■ **TASK REQUIREMENTS**:
Set down the records once more, please, exactly and with the pictures left out.
## begin EXTRACTED ENTRIES
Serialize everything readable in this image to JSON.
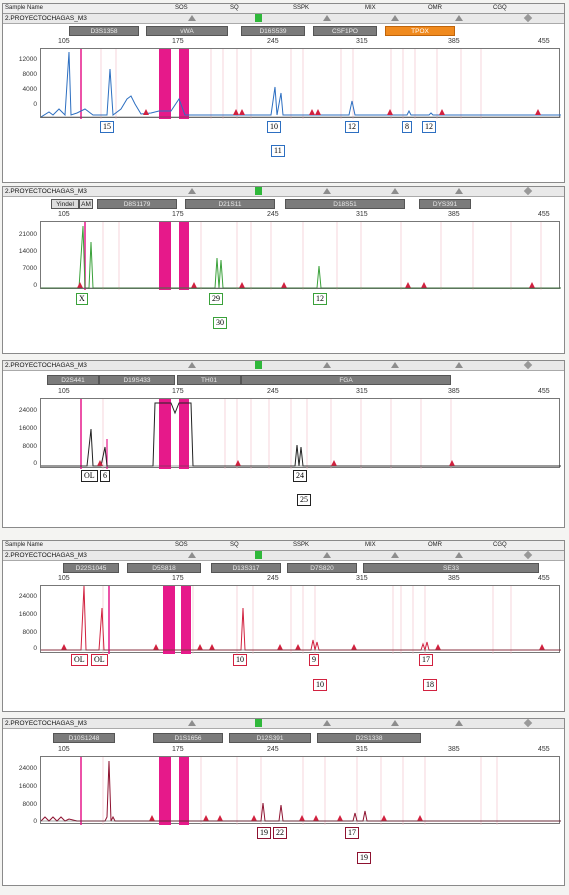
{
  "header": {
    "sample_name": "Sample Name",
    "sos": "SOS",
    "sq": "SQ",
    "sspk": "SSPK",
    "mix": "MIX",
    "omr": "OMR",
    "cgq": "CGQ"
  },
  "xticks": [
    "105",
    "175",
    "245",
    "315",
    "385",
    "455"
  ],
  "colors": {
    "blue": "#2d6fc1",
    "green": "#3aa13a",
    "black": "#222222",
    "red": "#d1213f",
    "magenta": "#e6198a"
  },
  "panels": [
    {
      "title": "2.PROYECTOCHAGAS_M3",
      "loci": [
        {
          "label": "D3S1358"
        },
        {
          "label": "vWA"
        },
        {
          "label": "D16S539"
        },
        {
          "label": "CSF1PO"
        },
        {
          "label": "TPOX",
          "highlight": true
        }
      ],
      "yticks": [
        "12000",
        "8000",
        "4000",
        "0"
      ],
      "alleles": [
        "15",
        "10",
        "11",
        "12",
        "8",
        "12"
      ],
      "color": "blue"
    },
    {
      "title": "2.PROYECTOCHAGAS_M3",
      "loci": [
        {
          "label": "Yindel"
        },
        {
          "label": "AM"
        },
        {
          "label": "D8S1179"
        },
        {
          "label": "D21S11"
        },
        {
          "label": "D18S51"
        },
        {
          "label": "DYS391"
        }
      ],
      "yticks": [
        "21000",
        "14000",
        "7000",
        "0"
      ],
      "alleles": [
        "X",
        "29",
        "30",
        "12"
      ],
      "color": "green"
    },
    {
      "title": "2.PROYECTOCHAGAS_M3",
      "loci": [
        {
          "label": "D2S441"
        },
        {
          "label": "D19S433"
        },
        {
          "label": "TH01"
        },
        {
          "label": "FGA"
        }
      ],
      "yticks": [
        "24000",
        "16000",
        "8000",
        "0"
      ],
      "alleles": [
        "OL",
        "6",
        "24",
        "25"
      ],
      "color": "black"
    },
    {
      "title": "2.PROYECTOCHAGAS_M3",
      "loci": [
        {
          "label": "D22S1045"
        },
        {
          "label": "D5S818"
        },
        {
          "label": "D13S317"
        },
        {
          "label": "D7S820"
        },
        {
          "label": "SE33"
        }
      ],
      "yticks": [
        "24000",
        "16000",
        "8000",
        "0"
      ],
      "alleles": [
        "OL",
        "OL",
        "10",
        "9",
        "10",
        "17",
        "18"
      ],
      "color": "red"
    },
    {
      "title": "2.PROYECTOCHAGAS_M3",
      "loci": [
        {
          "label": "D10S1248"
        },
        {
          "label": "D1S1656"
        },
        {
          "label": "D12S391"
        },
        {
          "label": "D2S1338"
        }
      ],
      "yticks": [
        "24000",
        "16000",
        "8000",
        "0"
      ],
      "alleles": [
        "19",
        "22",
        "17",
        "19"
      ],
      "color": "red"
    }
  ]
}
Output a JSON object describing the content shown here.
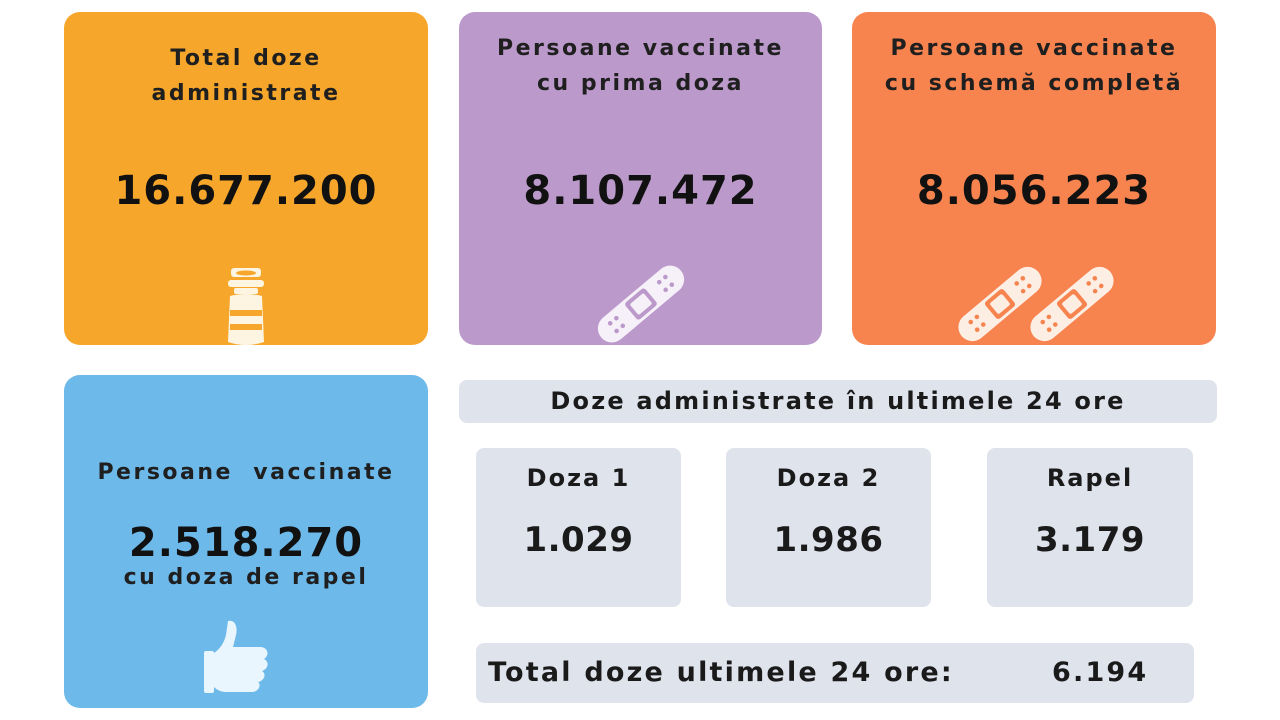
{
  "cards": {
    "total": {
      "title_l1": "Total doze",
      "title_l2": "administrate",
      "value": "16.677.200",
      "color": "#f6a72b",
      "icon": "vaccine-vial-icon"
    },
    "first_dose": {
      "title_l1": "Persoane vaccinate",
      "title_l2": "cu prima doza",
      "value": "8.107.472",
      "color": "#bb9acb",
      "icon": "bandage-icon"
    },
    "complete": {
      "title_l1": "Persoane vaccinate",
      "title_l2": "cu schemă completă",
      "value": "8.056.223",
      "color": "#f7844f",
      "icon": "two-bandages-icon"
    },
    "booster": {
      "title_l1": "Persoane  vaccinate",
      "title_l2": "cu doza de rapel",
      "value": "2.518.270",
      "color": "#6cb9ea",
      "icon": "thumbs-up-icon"
    }
  },
  "last24": {
    "header": "Doze administrate în ultimele 24 ore",
    "dose1": {
      "label": "Doza 1",
      "value": "1.029"
    },
    "dose2": {
      "label": "Doza 2",
      "value": "1.986"
    },
    "booster": {
      "label": "Rapel",
      "value": "3.179"
    },
    "total_label": "Total doze ultimele 24 ore:",
    "total_value": "6.194",
    "box_color": "#dfe3ec"
  }
}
## end EXTRACTED ENTRIES
■ **ANSWER**:
Serialize everything readable in this image to JSON.
{
  "header": {
    "sample_name": "Sample Name",
    "sos": "SOS",
    "sq": "SQ",
    "sspk": "SSPK",
    "mix": "MIX",
    "omr": "OMR",
    "cgq": "CGQ"
  },
  "xticks": [
    "105",
    "175",
    "245",
    "315",
    "385",
    "455"
  ],
  "colors": {
    "blue": "#2d6fc1",
    "green": "#3aa13a",
    "black": "#222222",
    "red": "#d1213f",
    "magenta": "#e6198a"
  },
  "panels": [
    {
      "title": "2.PROYECTOCHAGAS_M3",
      "loci": [
        {
          "label": "D3S1358"
        },
        {
          "label": "vWA"
        },
        {
          "label": "D16S539"
        },
        {
          "label": "CSF1PO"
        },
        {
          "label": "TPOX",
          "highlight": true
        }
      ],
      "yticks": [
        "12000",
        "8000",
        "4000",
        "0"
      ],
      "alleles": [
        "15",
        "10",
        "11",
        "12",
        "8",
        "12"
      ],
      "color": "blue"
    },
    {
      "title": "2.PROYECTOCHAGAS_M3",
      "loci": [
        {
          "label": "Yindel"
        },
        {
          "label": "AM"
        },
        {
          "label": "D8S1179"
        },
        {
          "label": "D21S11"
        },
        {
          "label": "D18S51"
        },
        {
          "label": "DYS391"
        }
      ],
      "yticks": [
        "21000",
        "14000",
        "7000",
        "0"
      ],
      "alleles": [
        "X",
        "29",
        "30",
        "12"
      ],
      "color": "green"
    },
    {
      "title": "2.PROYECTOCHAGAS_M3",
      "loci": [
        {
          "label": "D2S441"
        },
        {
          "label": "D19S433"
        },
        {
          "label": "TH01"
        },
        {
          "label": "FGA"
        }
      ],
      "yticks": [
        "24000",
        "16000",
        "8000",
        "0"
      ],
      "alleles": [
        "OL",
        "6",
        "24",
        "25"
      ],
      "color": "black"
    },
    {
      "title": "2.PROYECTOCHAGAS_M3",
      "loci": [
        {
          "label": "D22S1045"
        },
        {
          "label": "D5S818"
        },
        {
          "label": "D13S317"
        },
        {
          "label": "D7S820"
        },
        {
          "label": "SE33"
        }
      ],
      "yticks": [
        "24000",
        "16000",
        "8000",
        "0"
      ],
      "alleles": [
        "OL",
        "OL",
        "10",
        "9",
        "10",
        "17",
        "18"
      ],
      "color": "red"
    },
    {
      "title": "2.PROYECTOCHAGAS_M3",
      "loci": [
        {
          "label": "D10S1248"
        },
        {
          "label": "D1S1656"
        },
        {
          "label": "D12S391"
        },
        {
          "label": "D2S1338"
        }
      ],
      "yticks": [
        "24000",
        "16000",
        "8000",
        "0"
      ],
      "alleles": [
        "19",
        "22",
        "17",
        "19"
      ],
      "color": "red"
    }
  ]
}
Output a JSON object describing the content shown here.
{
  "cards": {
    "total": {
      "title_l1": "Total doze",
      "title_l2": "administrate",
      "value": "16.677.200",
      "color": "#f6a72b",
      "icon": "vaccine-vial-icon"
    },
    "first_dose": {
      "title_l1": "Persoane vaccinate",
      "title_l2": "cu prima doza",
      "value": "8.107.472",
      "color": "#bb9acb",
      "icon": "bandage-icon"
    },
    "complete": {
      "title_l1": "Persoane vaccinate",
      "title_l2": "cu schemă completă",
      "value": "8.056.223",
      "color": "#f7844f",
      "icon": "two-bandages-icon"
    },
    "booster": {
      "title_l1": "Persoane  vaccinate",
      "title_l2": "cu doza de rapel",
      "value": "2.518.270",
      "color": "#6cb9ea",
      "icon": "thumbs-up-icon"
    }
  },
  "last24": {
    "header": "Doze administrate în ultimele 24 ore",
    "dose1": {
      "label": "Doza 1",
      "value": "1.029"
    },
    "dose2": {
      "label": "Doza 2",
      "value": "1.986"
    },
    "booster": {
      "label": "Rapel",
      "value": "3.179"
    },
    "total_label": "Total doze ultimele 24 ore:",
    "total_value": "6.194",
    "box_color": "#dfe3ec"
  }
}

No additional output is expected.